→ Stated task: Make a tally of the lines in the records that include the string "petite", and give only that number.

Data excerpts
——

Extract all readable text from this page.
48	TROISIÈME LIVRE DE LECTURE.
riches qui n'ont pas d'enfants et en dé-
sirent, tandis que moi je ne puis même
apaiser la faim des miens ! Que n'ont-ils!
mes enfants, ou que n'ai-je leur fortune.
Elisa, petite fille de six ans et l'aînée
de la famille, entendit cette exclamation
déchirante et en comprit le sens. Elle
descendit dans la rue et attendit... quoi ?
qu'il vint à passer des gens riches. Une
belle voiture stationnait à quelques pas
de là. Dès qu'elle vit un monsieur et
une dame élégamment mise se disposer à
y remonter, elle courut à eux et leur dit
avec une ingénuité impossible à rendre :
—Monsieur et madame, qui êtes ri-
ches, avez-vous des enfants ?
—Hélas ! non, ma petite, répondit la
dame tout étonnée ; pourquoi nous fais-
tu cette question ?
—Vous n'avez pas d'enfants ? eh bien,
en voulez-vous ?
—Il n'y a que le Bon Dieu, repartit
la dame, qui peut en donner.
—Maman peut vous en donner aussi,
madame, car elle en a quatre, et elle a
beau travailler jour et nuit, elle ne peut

——

→ Final answer: 2